Work task A: Rewrite the paragraph in the Feedly text that begins "These aggregators allowed users" in a shorter form, keeping its main facts.
Work task B: Output the Feedly text from "These aggregators allowed" to "lots of functionality." with no changes.
Work task C: Summarize the Feedly text in two sentences.

Study text START

However, all the most plugged-in, productive people I know swear by Feedly, a news-gathering tool that lets you read all the content you rely on in one space.

It's the leading app to have emerged from the ashes of old RSS aggregators such as Google Reader, which folded in 2013.

These aggregators allowed users to read content from all their favourite sites in one place, so they didn’t waste time clicking from page to page. This is the basic premise behind Feedly, which has been evolving for the best part of a decade, during which time it has maintained its minimalist design but added lots of functionality.

You can sign up at feedly.com with one click via a Facebook or Google account, and start typing your favourite publications or topics into its search bar to add them to your feed.

If I search for "#tech", for example, I'm offered sites such as LifeHacker and TechCrunch. And if I search for a new site like The Guardian, I'm offered a choice between different sections of the newspaper. These are added to my personalised feed with a click and assigned a category – that way I can switch between topics that are useful for work, for instance, and those relating to personal interests. I can also download an extension that allows me to add sites to my feed, which looks like an elegant online magazine that can be read on a laptop or mobile device.

Study text END
Material provided START

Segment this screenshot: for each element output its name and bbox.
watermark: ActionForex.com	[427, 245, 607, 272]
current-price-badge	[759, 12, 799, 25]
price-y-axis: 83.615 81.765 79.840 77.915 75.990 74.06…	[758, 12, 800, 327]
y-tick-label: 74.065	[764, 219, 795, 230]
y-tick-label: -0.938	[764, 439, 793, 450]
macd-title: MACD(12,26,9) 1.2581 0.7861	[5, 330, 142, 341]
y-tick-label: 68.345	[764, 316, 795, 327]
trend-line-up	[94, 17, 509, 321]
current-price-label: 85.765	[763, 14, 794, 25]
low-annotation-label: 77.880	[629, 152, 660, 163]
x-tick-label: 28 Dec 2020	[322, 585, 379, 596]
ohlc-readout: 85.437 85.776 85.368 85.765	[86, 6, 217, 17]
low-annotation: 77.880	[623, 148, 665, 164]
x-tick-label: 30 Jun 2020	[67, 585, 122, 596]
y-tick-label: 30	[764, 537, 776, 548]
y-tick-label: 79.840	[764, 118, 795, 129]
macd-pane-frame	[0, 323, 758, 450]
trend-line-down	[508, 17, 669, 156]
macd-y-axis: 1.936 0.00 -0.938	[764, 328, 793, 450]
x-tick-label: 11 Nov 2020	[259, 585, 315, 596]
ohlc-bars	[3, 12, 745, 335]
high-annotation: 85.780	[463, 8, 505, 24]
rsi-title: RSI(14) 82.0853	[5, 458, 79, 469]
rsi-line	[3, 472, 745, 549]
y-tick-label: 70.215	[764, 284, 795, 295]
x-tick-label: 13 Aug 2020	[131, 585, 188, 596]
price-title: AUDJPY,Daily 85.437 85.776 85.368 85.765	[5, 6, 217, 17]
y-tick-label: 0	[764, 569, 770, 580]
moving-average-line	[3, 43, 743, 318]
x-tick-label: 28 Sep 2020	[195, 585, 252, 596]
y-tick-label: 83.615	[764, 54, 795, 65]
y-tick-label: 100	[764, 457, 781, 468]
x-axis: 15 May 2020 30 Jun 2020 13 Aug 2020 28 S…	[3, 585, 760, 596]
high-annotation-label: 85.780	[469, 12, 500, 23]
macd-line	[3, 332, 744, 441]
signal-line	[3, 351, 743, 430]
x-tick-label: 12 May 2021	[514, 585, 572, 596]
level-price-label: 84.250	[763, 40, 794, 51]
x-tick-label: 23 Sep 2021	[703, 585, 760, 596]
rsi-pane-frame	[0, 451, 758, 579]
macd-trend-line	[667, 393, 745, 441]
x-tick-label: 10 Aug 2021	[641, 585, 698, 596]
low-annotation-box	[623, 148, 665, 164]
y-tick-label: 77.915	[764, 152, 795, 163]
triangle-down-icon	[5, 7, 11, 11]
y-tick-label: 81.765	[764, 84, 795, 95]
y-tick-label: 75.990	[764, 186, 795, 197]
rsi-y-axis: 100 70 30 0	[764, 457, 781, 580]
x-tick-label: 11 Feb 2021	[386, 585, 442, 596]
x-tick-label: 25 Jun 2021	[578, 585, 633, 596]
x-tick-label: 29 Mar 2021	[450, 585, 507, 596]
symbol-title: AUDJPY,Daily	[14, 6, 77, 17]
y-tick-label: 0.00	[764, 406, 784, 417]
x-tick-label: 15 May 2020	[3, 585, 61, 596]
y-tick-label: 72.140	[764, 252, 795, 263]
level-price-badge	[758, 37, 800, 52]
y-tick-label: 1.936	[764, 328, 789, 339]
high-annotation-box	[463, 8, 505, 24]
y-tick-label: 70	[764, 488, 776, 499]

Material provided END

Final answer A: Aggregators let users read content from their favorite sites in one place, without clicking from page to page. Feedly is built on the same idea. Over nearly a decade it has kept its minimalist design while adding many features.

Final answer B:
These aggregators allowed users to read content from all their favourite sites in one place, so they didn’t waste time clicking from page to page. This is the basic premise behind Feedly, which has been evolving for the best part of a decade, during which time it has maintained its minimalist design but added lots of functionality.

Final answer C: Feedly is a news-gathering tool that lets people read all the content they rely on in one space, and it is the leading app to emerge from old RSS aggregators such as Google Reader. Users sign up with a Facebook or Google account and search for publications or topics to add to a personalized feed, where sources are assigned categories and the feed can be read like an online magazine on a laptop or mobile device.